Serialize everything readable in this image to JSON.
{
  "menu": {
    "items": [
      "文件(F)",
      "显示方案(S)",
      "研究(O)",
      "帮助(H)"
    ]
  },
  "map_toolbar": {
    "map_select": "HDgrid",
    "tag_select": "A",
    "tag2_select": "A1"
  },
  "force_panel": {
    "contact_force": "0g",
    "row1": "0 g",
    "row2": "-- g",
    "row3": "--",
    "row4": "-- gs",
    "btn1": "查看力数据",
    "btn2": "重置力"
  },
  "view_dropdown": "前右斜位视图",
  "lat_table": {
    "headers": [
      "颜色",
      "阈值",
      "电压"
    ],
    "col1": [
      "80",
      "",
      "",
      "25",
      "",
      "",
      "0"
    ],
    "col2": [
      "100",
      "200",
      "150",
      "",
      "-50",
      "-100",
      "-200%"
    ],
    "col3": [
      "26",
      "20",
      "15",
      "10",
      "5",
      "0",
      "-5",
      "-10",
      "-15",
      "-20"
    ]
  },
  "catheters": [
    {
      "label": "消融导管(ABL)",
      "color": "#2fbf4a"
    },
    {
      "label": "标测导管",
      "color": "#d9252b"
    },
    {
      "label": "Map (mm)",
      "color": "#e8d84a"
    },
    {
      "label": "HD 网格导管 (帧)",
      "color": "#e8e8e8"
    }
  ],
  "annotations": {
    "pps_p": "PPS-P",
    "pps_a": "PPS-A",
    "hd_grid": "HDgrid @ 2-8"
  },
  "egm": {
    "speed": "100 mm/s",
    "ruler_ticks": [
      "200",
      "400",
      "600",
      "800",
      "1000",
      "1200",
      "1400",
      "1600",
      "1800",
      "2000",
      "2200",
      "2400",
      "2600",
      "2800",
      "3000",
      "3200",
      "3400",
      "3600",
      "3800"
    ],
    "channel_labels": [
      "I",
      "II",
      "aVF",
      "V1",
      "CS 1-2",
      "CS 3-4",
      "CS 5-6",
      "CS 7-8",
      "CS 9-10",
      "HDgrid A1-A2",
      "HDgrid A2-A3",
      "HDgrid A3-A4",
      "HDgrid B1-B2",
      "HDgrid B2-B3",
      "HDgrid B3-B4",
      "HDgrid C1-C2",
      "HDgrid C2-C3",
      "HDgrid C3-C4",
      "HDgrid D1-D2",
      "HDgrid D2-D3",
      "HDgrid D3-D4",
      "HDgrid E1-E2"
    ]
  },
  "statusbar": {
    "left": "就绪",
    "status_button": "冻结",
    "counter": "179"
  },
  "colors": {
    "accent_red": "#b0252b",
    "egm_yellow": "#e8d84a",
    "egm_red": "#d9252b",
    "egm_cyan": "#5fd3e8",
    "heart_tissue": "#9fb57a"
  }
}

— PROMPT —
Faithfully transcribe the whole of the data.

— RESPONSE TO THIS EXERCISE —
Serialize everything readable in this image to JSON.
{
  "menu": {
    "items": [
      "文件(F)",
      "显示方案(S)",
      "研究(O)",
      "帮助(H)"
    ]
  },
  "map_toolbar": {
    "map_select": "HDgrid",
    "tag_select": "A",
    "tag2_select": "A1"
  },
  "force_panel": {
    "contact_force": "0g",
    "row1": "0 g",
    "row2": "-- g",
    "row3": "--",
    "row4": "-- gs",
    "btn1": "查看力数据",
    "btn2": "重置力"
  },
  "view_dropdown": "前右斜位视图",
  "lat_table": {
    "headers": [
      "颜色",
      "阈值",
      "电压"
    ],
    "col1": [
      "80",
      "",
      "",
      "25",
      "",
      "",
      "0"
    ],
    "col2": [
      "100",
      "200",
      "150",
      "",
      "-50",
      "-100",
      "-200%"
    ],
    "col3": [
      "26",
      "20",
      "15",
      "10",
      "5",
      "0",
      "-5",
      "-10",
      "-15",
      "-20"
    ]
  },
  "catheters": [
    {
      "label": "消融导管(ABL)",
      "color": "#2fbf4a"
    },
    {
      "label": "标测导管",
      "color": "#d9252b"
    },
    {
      "label": "Map (mm)",
      "color": "#e8d84a"
    },
    {
      "label": "HD 网格导管 (帧)",
      "color": "#e8e8e8"
    }
  ],
  "annotations": {
    "pps_p": "PPS-P",
    "pps_a": "PPS-A",
    "hd_grid": "HDgrid @ 2-8"
  },
  "egm": {
    "speed": "100 mm/s",
    "ruler_ticks": [
      "200",
      "400",
      "600",
      "800",
      "1000",
      "1200",
      "1400",
      "1600",
      "1800",
      "2000",
      "2200",
      "2400",
      "2600",
      "2800",
      "3000",
      "3200",
      "3400",
      "3600",
      "3800"
    ],
    "channel_labels": [
      "I",
      "II",
      "aVF",
      "V1",
      "CS 1-2",
      "CS 3-4",
      "CS 5-6",
      "CS 7-8",
      "CS 9-10",
      "HDgrid A1-A2",
      "HDgrid A2-A3",
      "HDgrid A3-A4",
      "HDgrid B1-B2",
      "HDgrid B2-B3",
      "HDgrid B3-B4",
      "HDgrid C1-C2",
      "HDgrid C2-C3",
      "HDgrid C3-C4",
      "HDgrid D1-D2",
      "HDgrid D2-D3",
      "HDgrid D3-D4",
      "HDgrid E1-E2"
    ]
  },
  "statusbar": {
    "left": "就绪",
    "status_button": "冻结",
    "counter": "179"
  },
  "colors": {
    "accent_red": "#b0252b",
    "egm_yellow": "#e8d84a",
    "egm_red": "#d9252b",
    "egm_cyan": "#5fd3e8",
    "heart_tissue": "#9fb57a"
  }
}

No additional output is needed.